- **Set task**
Reproduce all entries word for word.

- **Given records**

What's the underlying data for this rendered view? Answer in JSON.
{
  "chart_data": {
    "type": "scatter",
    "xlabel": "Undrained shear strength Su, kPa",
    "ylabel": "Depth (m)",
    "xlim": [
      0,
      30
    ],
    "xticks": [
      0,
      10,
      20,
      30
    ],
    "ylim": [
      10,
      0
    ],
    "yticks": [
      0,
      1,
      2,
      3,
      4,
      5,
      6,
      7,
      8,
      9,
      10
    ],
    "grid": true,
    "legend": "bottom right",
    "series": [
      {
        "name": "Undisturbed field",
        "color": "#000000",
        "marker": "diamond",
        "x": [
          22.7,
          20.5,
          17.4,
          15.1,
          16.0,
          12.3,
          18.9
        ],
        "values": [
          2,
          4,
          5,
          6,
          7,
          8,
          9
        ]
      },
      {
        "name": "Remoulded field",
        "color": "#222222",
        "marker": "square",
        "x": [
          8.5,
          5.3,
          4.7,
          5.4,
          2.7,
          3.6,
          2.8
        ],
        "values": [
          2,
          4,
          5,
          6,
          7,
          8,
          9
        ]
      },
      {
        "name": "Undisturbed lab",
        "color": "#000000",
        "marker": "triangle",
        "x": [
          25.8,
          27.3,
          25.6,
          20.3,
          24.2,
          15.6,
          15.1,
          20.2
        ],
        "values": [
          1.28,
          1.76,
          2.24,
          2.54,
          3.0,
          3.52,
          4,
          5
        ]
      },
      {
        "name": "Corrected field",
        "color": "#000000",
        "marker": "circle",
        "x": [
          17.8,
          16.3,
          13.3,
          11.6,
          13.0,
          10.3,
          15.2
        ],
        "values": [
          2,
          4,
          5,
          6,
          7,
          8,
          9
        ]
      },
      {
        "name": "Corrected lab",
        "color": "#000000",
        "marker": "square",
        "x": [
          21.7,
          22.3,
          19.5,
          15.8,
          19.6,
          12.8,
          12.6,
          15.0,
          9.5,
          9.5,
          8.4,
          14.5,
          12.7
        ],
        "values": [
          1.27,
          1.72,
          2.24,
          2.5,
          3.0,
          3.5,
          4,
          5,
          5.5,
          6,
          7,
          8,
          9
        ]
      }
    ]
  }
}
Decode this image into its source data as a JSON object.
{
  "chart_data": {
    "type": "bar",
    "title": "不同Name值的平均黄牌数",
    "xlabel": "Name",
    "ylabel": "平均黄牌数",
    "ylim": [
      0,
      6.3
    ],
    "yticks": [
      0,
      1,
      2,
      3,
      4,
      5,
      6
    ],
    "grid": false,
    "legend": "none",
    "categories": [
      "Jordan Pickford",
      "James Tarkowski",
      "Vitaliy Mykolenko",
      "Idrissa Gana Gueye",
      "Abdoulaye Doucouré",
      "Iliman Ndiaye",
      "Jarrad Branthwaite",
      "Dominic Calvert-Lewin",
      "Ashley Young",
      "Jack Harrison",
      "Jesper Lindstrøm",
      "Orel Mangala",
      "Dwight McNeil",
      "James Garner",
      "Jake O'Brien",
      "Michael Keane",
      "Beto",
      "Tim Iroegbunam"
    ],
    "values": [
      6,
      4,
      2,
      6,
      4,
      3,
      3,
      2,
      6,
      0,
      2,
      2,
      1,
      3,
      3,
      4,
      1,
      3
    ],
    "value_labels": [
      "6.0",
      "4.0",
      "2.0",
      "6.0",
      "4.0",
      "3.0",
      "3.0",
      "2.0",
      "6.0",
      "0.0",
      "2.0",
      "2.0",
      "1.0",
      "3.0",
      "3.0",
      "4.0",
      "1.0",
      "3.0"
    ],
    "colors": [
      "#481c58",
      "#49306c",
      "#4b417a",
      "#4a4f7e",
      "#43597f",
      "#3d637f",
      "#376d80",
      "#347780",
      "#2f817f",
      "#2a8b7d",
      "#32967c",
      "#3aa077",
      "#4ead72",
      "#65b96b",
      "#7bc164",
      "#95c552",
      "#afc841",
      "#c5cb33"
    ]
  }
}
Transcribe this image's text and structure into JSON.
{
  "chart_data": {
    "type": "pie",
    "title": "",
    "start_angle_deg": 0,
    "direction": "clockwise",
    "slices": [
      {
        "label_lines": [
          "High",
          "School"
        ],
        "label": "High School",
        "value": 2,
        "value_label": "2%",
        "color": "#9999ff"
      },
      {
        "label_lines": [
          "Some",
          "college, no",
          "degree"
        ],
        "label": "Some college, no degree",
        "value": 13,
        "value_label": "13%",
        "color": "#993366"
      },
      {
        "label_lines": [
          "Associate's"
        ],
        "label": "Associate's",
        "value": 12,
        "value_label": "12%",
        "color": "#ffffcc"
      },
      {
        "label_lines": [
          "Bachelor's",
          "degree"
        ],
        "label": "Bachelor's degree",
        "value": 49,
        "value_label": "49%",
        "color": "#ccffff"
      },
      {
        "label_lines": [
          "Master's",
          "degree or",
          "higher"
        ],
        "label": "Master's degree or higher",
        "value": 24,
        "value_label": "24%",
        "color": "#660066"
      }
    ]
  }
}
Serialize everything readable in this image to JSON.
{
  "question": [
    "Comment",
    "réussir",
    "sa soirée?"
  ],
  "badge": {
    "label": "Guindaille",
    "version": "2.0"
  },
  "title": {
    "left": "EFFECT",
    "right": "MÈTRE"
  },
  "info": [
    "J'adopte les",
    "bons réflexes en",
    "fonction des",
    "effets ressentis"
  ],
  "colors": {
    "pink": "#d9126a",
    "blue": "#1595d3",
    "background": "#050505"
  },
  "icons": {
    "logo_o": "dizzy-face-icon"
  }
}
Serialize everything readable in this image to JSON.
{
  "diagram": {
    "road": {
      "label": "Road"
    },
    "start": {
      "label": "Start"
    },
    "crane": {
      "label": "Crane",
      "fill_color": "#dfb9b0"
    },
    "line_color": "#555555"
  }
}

- **Response for this exercise**
What's the underlying data for this rendered view? Answer in JSON.
{
  "chart_data": {
    "type": "scatter",
    "xlabel": "Undrained shear strength Su, kPa",
    "ylabel": "Depth (m)",
    "xlim": [
      0,
      30
    ],
    "xticks": [
      0,
      10,
      20,
      30
    ],
    "ylim": [
      10,
      0
    ],
    "yticks": [
      0,
      1,
      2,
      3,
      4,
      5,
      6,
      7,
      8,
      9,
      10
    ],
    "grid": true,
    "legend": "bottom right",
    "series": [
      {
        "name": "Undisturbed field",
        "color": "#000000",
        "marker": "diamond",
        "x": [
          22.7,
          20.5,
          17.4,
          15.1,
          16.0,
          12.3,
          18.9
        ],
        "values": [
          2,
          4,
          5,
          6,
          7,
          8,
          9
        ]
      },
      {
        "name": "Remoulded field",
        "color": "#222222",
        "marker": "square",
        "x": [
          8.5,
          5.3,
          4.7,
          5.4,
          2.7,
          3.6,
          2.8
        ],
        "values": [
          2,
          4,
          5,
          6,
          7,
          8,
          9
        ]
      },
      {
        "name": "Undisturbed lab",
        "color": "#000000",
        "marker": "triangle",
        "x": [
          25.8,
          27.3,
          25.6,
          20.3,
          24.2,
          15.6,
          15.1,
          20.2
        ],
        "values": [
          1.28,
          1.76,
          2.24,
          2.54,
          3.0,
          3.52,
          4,
          5
        ]
      },
      {
        "name": "Corrected field",
        "color": "#000000",
        "marker": "circle",
        "x": [
          17.8,
          16.3,
          13.3,
          11.6,
          13.0,
          10.3,
          15.2
        ],
        "values": [
          2,
          4,
          5,
          6,
          7,
          8,
          9
        ]
      },
      {
        "name": "Corrected lab",
        "color": "#000000",
        "marker": "square",
        "x": [
          21.7,
          22.3,
          19.5,
          15.8,
          19.6,
          12.8,
          12.6,
          15.0,
          9.5,
          9.5,
          8.4,
          14.5,
          12.7
        ],
        "values": [
          1.27,
          1.72,
          2.24,
          2.5,
          3.0,
          3.5,
          4,
          5,
          5.5,
          6,
          7,
          8,
          9
        ]
      }
    ]
  }
}
Decode this image into its source data as a JSON object.
{
  "chart_data": {
    "type": "bar",
    "title": "不同Name值的平均黄牌数",
    "xlabel": "Name",
    "ylabel": "平均黄牌数",
    "ylim": [
      0,
      6.3
    ],
    "yticks": [
      0,
      1,
      2,
      3,
      4,
      5,
      6
    ],
    "grid": false,
    "legend": "none",
    "categories": [
      "Jordan Pickford",
      "James Tarkowski",
      "Vitaliy Mykolenko",
      "Idrissa Gana Gueye",
      "Abdoulaye Doucouré",
      "Iliman Ndiaye",
      "Jarrad Branthwaite",
      "Dominic Calvert-Lewin",
      "Ashley Young",
      "Jack Harrison",
      "Jesper Lindstrøm",
      "Orel Mangala",
      "Dwight McNeil",
      "James Garner",
      "Jake O'Brien",
      "Michael Keane",
      "Beto",
      "Tim Iroegbunam"
    ],
    "values": [
      6,
      4,
      2,
      6,
      4,
      3,
      3,
      2,
      6,
      0,
      2,
      2,
      1,
      3,
      3,
      4,
      1,
      3
    ],
    "value_labels": [
      "6.0",
      "4.0",
      "2.0",
      "6.0",
      "4.0",
      "3.0",
      "3.0",
      "2.0",
      "6.0",
      "0.0",
      "2.0",
      "2.0",
      "1.0",
      "3.0",
      "3.0",
      "4.0",
      "1.0",
      "3.0"
    ],
    "colors": [
      "#481c58",
      "#49306c",
      "#4b417a",
      "#4a4f7e",
      "#43597f",
      "#3d637f",
      "#376d80",
      "#347780",
      "#2f817f",
      "#2a8b7d",
      "#32967c",
      "#3aa077",
      "#4ead72",
      "#65b96b",
      "#7bc164",
      "#95c552",
      "#afc841",
      "#c5cb33"
    ]
  }
}
Transcribe this image's text and structure into JSON.
{
  "chart_data": {
    "type": "pie",
    "title": "",
    "start_angle_deg": 0,
    "direction": "clockwise",
    "slices": [
      {
        "label_lines": [
          "High",
          "School"
        ],
        "label": "High School",
        "value": 2,
        "value_label": "2%",
        "color": "#9999ff"
      },
      {
        "label_lines": [
          "Some",
          "college, no",
          "degree"
        ],
        "label": "Some college, no degree",
        "value": 13,
        "value_label": "13%",
        "color": "#993366"
      },
      {
        "label_lines": [
          "Associate's"
        ],
        "label": "Associate's",
        "value": 12,
        "value_label": "12%",
        "color": "#ffffcc"
      },
      {
        "label_lines": [
          "Bachelor's",
          "degree"
        ],
        "label": "Bachelor's degree",
        "value": 49,
        "value_label": "49%",
        "color": "#ccffff"
      },
      {
        "label_lines": [
          "Master's",
          "degree or",
          "higher"
        ],
        "label": "Master's degree or higher",
        "value": 24,
        "value_label": "24%",
        "color": "#660066"
      }
    ]
  }
}
Serialize everything readable in this image to JSON.
{
  "question": [
    "Comment",
    "réussir",
    "sa soirée?"
  ],
  "badge": {
    "label": "Guindaille",
    "version": "2.0"
  },
  "title": {
    "left": "EFFECT",
    "right": "MÈTRE"
  },
  "info": [
    "J'adopte les",
    "bons réflexes en",
    "fonction des",
    "effets ressentis"
  ],
  "colors": {
    "pink": "#d9126a",
    "blue": "#1595d3",
    "background": "#050505"
  },
  "icons": {
    "logo_o": "dizzy-face-icon"
  }
}
Serialize everything readable in this image to JSON.
{
  "diagram": {
    "road": {
      "label": "Road"
    },
    "start": {
      "label": "Start"
    },
    "crane": {
      "label": "Crane",
      "fill_color": "#dfb9b0"
    },
    "line_color": "#555555"
  }
}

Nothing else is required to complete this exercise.